• WHAT TO WORK ON
Output the entries word for word. Omit images.

• RECORDED INFORMATION

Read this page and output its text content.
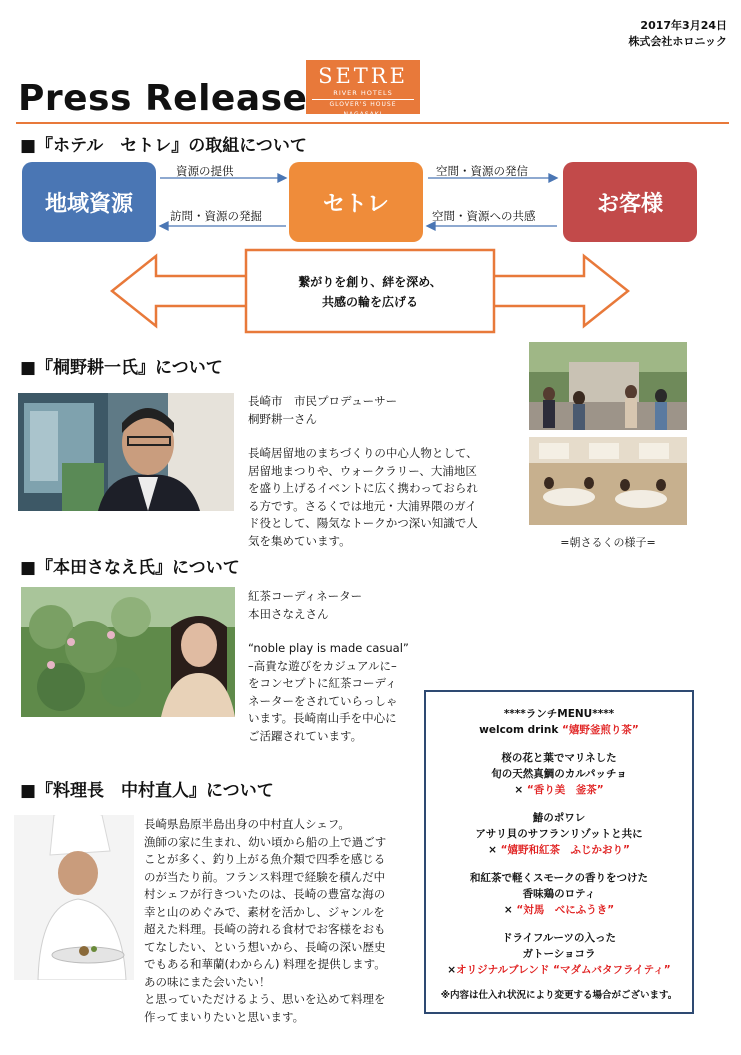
2017年3月24日
株式会社ホロニック
SETRE
RIVER HOTELS
GLOVER'S HOUSE NAGASAKI
Press Release
■『ホテル　セトレ』の取組について
地域資源	セトレ	お客様
資源の提供
訪問・資源の発掘
空間・資源の発信
空間・資源への共感
繋がりを創り、絆を深め、
共感の輪を広げる
■『桐野耕一氏』について
長崎市　市民プロデューサー
桐野耕一さん
長崎居留地のまちづくりの中心人物として、
居留地まつりや、ウォークラリー、大浦地区
を盛り上げるイベントに広く携わっておられ
る方です。さるくでは地元・大浦界隈のガイ
ド役として、陽気なトークかつ深い知識で人
気を集めています。	=朝さるくの様子=
■『本田さなえ氏』について
紅茶コーディネーター
本田さなえさん
“noble play is made casual”
–高貴な遊びをカジュアルに–
をコンセプトに紅茶コーディ
ネーターをされていらっしゃ
います。長崎南山手を中心に
ご活躍されています。
■『料理長　中村直人』について
長崎県島原半島出身の中村直人シェフ。
漁師の家に生まれ、幼い頃から船の上で過ごす
ことが多く、釣り上がる魚介類で四季を感じる
のが当たり前。フランス料理で経験を積んだ中
村シェフが行きついたのは、長崎の豊富な海の
幸と山のめぐみで、素材を活かし、ジャンルを
超えた料理。長崎の誇れる食材でお客様をおも
てなしたい、という想いから、長崎の深い歴史
でもある和華蘭(わからん) 料理を提供します。
あの味にまた会いたい！
と思っていただけるよう、思いを込めて料理を
作ってまいりたいと思います。
****ランチMENU****
welcom drink “嬉野釜煎り茶”
桜の花と葉でマリネした
旬の天然真鯛のカルパッチョ
× “香り美　釜茶”
鰆のポワレ
アサリ貝のサフランリゾットと共に
× “嬉野和紅茶　ふじかおり”
和紅茶で軽くスモークの香りをつけた
香味鶏のロティ
× “対馬　べにふうき”
ドライフルーツの入った
ガトーショコラ
×オリジナルブレンド “マダムバタフライティ”
※内容は仕入れ状況により変更する場合がございます。
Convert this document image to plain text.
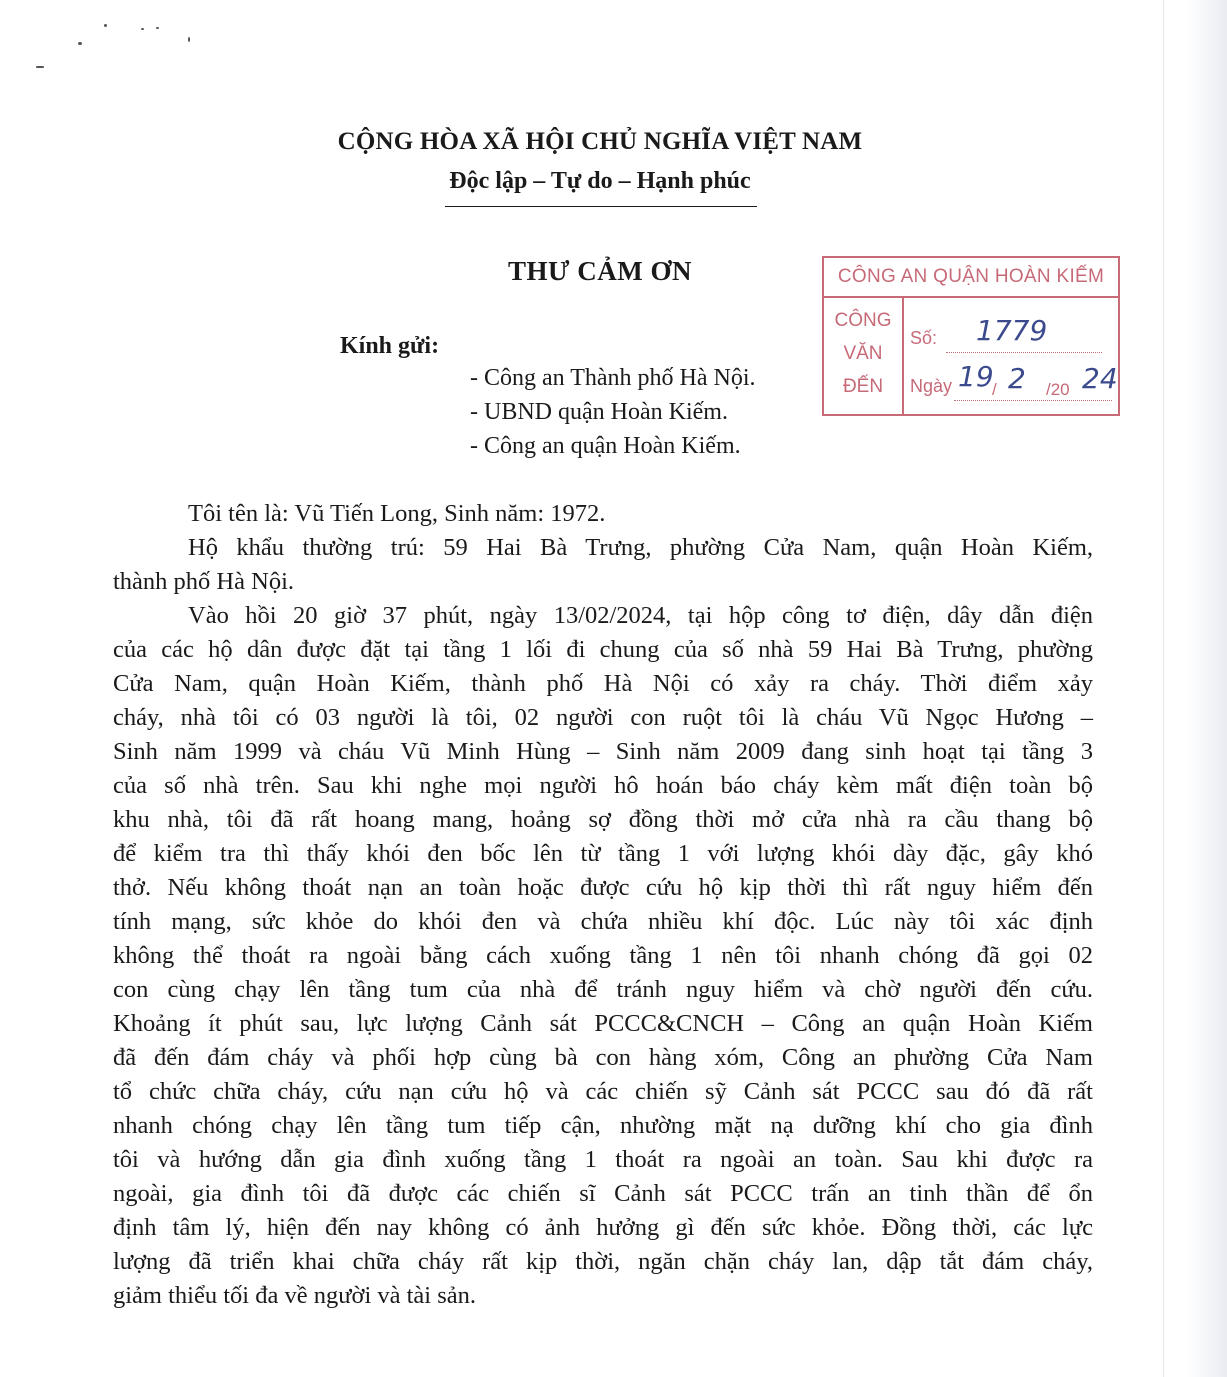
CỘNG HÒA XÃ HỘI CHỦ NGHĨA VIỆT NAM
Độc lập – Tự do – Hạnh phúc
THƯ CẢM ƠN	CÔNG AN QUẬN HOÀN KIẾM
CÔNG
VĂN
ĐẾN
Số: 1779
Ngày 19
/ 2 /20 24
Kính gửi:
- Công an Thành phố Hà Nội.
- UBND quận Hoàn Kiếm.
- Công an quận Hoàn Kiếm.
Tôi tên là: Vũ Tiến Long, Sinh năm: 1972.
Hộ khẩu thường trú: 59 Hai Bà Trưng, phường Cửa Nam, quận Hoàn Kiếm,
thành phố Hà Nội.
Vào hồi 20 giờ 37 phút, ngày 13/02/2024, tại hộp công tơ điện, dây dẫn điện
của các hộ dân được đặt tại tầng 1 lối đi chung của số nhà 59 Hai Bà Trưng, phường
Cửa Nam, quận Hoàn Kiếm, thành phố Hà Nội có xảy ra cháy. Thời điểm xảy
cháy, nhà tôi có 03 người là tôi, 02 người con ruột tôi là cháu Vũ Ngọc Hương –
Sinh năm 1999 và cháu Vũ Minh Hùng – Sinh năm 2009 đang sinh hoạt tại tầng 3
của số nhà trên. Sau khi nghe mọi người hô hoán báo cháy kèm mất điện toàn bộ
khu nhà, tôi đã rất hoang mang, hoảng sợ đồng thời mở cửa nhà ra cầu thang bộ
để kiểm tra thì thấy khói đen bốc lên từ tầng 1 với lượng khói dày đặc, gây khó
thở. Nếu không thoát nạn an toàn hoặc được cứu hộ kịp thời thì rất nguy hiểm đến
tính mạng, sức khỏe do khói đen và chứa nhiều khí độc. Lúc này tôi xác định
không thể thoát ra ngoài bằng cách xuống tầng 1 nên tôi nhanh chóng đã gọi 02
con cùng chạy lên tầng tum của nhà để tránh nguy hiểm và chờ người đến cứu.
Khoảng ít phút sau, lực lượng Cảnh sát PCCC&CNCH – Công an quận Hoàn Kiếm
đã đến đám cháy và phối hợp cùng bà con hàng xóm, Công an phường Cửa Nam
tổ chức chữa cháy, cứu nạn cứu hộ và các chiến sỹ Cảnh sát PCCC sau đó đã rất
nhanh chóng chạy lên tầng tum tiếp cận, nhường mặt nạ dưỡng khí cho gia đình
tôi và hướng dẫn gia đình xuống tầng 1 thoát ra ngoài an toàn. Sau khi được ra
ngoài, gia đình tôi đã được các chiến sĩ Cảnh sát PCCC trấn an tinh thần để ổn
định tâm lý, hiện đến nay không có ảnh hưởng gì đến sức khỏe. Đồng thời, các lực
lượng đã triển khai chữa cháy rất kịp thời, ngăn chặn cháy lan, dập tắt đám cháy,
giảm thiểu tối đa về người và tài sản.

• FULL ANSWER
Read this page and output its text content.
2017年3月24日
株式会社ホロニック
SETRE
RIVER HOTELS
GLOVER'S HOUSE NAGASAKI
Press Release
■『ホテル　セトレ』の取組について
地域資源	セトレ	お客様
資源の提供
訪問・資源の発掘
空間・資源の発信
空間・資源への共感
繋がりを創り、絆を深め、
共感の輪を広げる
■『桐野耕一氏』について
長崎市　市民プロデューサー
桐野耕一さん
長崎居留地のまちづくりの中心人物として、
居留地まつりや、ウォークラリー、大浦地区
を盛り上げるイベントに広く携わっておられ
る方です。さるくでは地元・大浦界隈のガイ
ド役として、陽気なトークかつ深い知識で人
気を集めています。	=朝さるくの様子=
■『本田さなえ氏』について
紅茶コーディネーター
本田さなえさん
“noble play is made casual”
–高貴な遊びをカジュアルに–
をコンセプトに紅茶コーディ
ネーターをされていらっしゃ
います。長崎南山手を中心に
ご活躍されています。
■『料理長　中村直人』について
長崎県島原半島出身の中村直人シェフ。
漁師の家に生まれ、幼い頃から船の上で過ごす
ことが多く、釣り上がる魚介類で四季を感じる
のが当たり前。フランス料理で経験を積んだ中
村シェフが行きついたのは、長崎の豊富な海の
幸と山のめぐみで、素材を活かし、ジャンルを
超えた料理。長崎の誇れる食材でお客様をおも
てなしたい、という想いから、長崎の深い歴史
でもある和華蘭(わからん) 料理を提供します。
あの味にまた会いたい！
と思っていただけるよう、思いを込めて料理を
作ってまいりたいと思います。
****ランチMENU****
welcom drink “嬉野釜煎り茶”
桜の花と葉でマリネした
旬の天然真鯛のカルパッチョ
× “香り美　釜茶”
鰆のポワレ
アサリ貝のサフランリゾットと共に
× “嬉野和紅茶　ふじかおり”
和紅茶で軽くスモークの香りをつけた
香味鶏のロティ
× “対馬　べにふうき”
ドライフルーツの入った
ガトーショコラ
×オリジナルブレンド “マダムバタフライティ”
※内容は仕入れ状況により変更する場合がございます。
Convert this document image to plain text.
CỘNG HÒA XÃ HỘI CHỦ NGHĨA VIỆT NAM
Độc lập – Tự do – Hạnh phúc
THƯ CẢM ƠN	CÔNG AN QUẬN HOÀN KIẾM
CÔNG
VĂN
ĐẾN
Số: 1779
Ngày 19
/ 2 /20 24
Kính gửi:
- Công an Thành phố Hà Nội.
- UBND quận Hoàn Kiếm.
- Công an quận Hoàn Kiếm.
Tôi tên là: Vũ Tiến Long, Sinh năm: 1972.
Hộ khẩu thường trú: 59 Hai Bà Trưng, phường Cửa Nam, quận Hoàn Kiếm,
thành phố Hà Nội.
Vào hồi 20 giờ 37 phút, ngày 13/02/2024, tại hộp công tơ điện, dây dẫn điện
của các hộ dân được đặt tại tầng 1 lối đi chung của số nhà 59 Hai Bà Trưng, phường
Cửa Nam, quận Hoàn Kiếm, thành phố Hà Nội có xảy ra cháy. Thời điểm xảy
cháy, nhà tôi có 03 người là tôi, 02 người con ruột tôi là cháu Vũ Ngọc Hương –
Sinh năm 1999 và cháu Vũ Minh Hùng – Sinh năm 2009 đang sinh hoạt tại tầng 3
của số nhà trên. Sau khi nghe mọi người hô hoán báo cháy kèm mất điện toàn bộ
khu nhà, tôi đã rất hoang mang, hoảng sợ đồng thời mở cửa nhà ra cầu thang bộ
để kiểm tra thì thấy khói đen bốc lên từ tầng 1 với lượng khói dày đặc, gây khó
thở. Nếu không thoát nạn an toàn hoặc được cứu hộ kịp thời thì rất nguy hiểm đến
tính mạng, sức khỏe do khói đen và chứa nhiều khí độc. Lúc này tôi xác định
không thể thoát ra ngoài bằng cách xuống tầng 1 nên tôi nhanh chóng đã gọi 02
con cùng chạy lên tầng tum của nhà để tránh nguy hiểm và chờ người đến cứu.
Khoảng ít phút sau, lực lượng Cảnh sát PCCC&CNCH – Công an quận Hoàn Kiếm
đã đến đám cháy và phối hợp cùng bà con hàng xóm, Công an phường Cửa Nam
tổ chức chữa cháy, cứu nạn cứu hộ và các chiến sỹ Cảnh sát PCCC sau đó đã rất
nhanh chóng chạy lên tầng tum tiếp cận, nhường mặt nạ dưỡng khí cho gia đình
tôi và hướng dẫn gia đình xuống tầng 1 thoát ra ngoài an toàn. Sau khi được ra
ngoài, gia đình tôi đã được các chiến sĩ Cảnh sát PCCC trấn an tinh thần để ổn
định tâm lý, hiện đến nay không có ảnh hưởng gì đến sức khỏe. Đồng thời, các lực
lượng đã triển khai chữa cháy rất kịp thời, ngăn chặn cháy lan, dập tắt đám cháy,
giảm thiểu tối đa về người và tài sản.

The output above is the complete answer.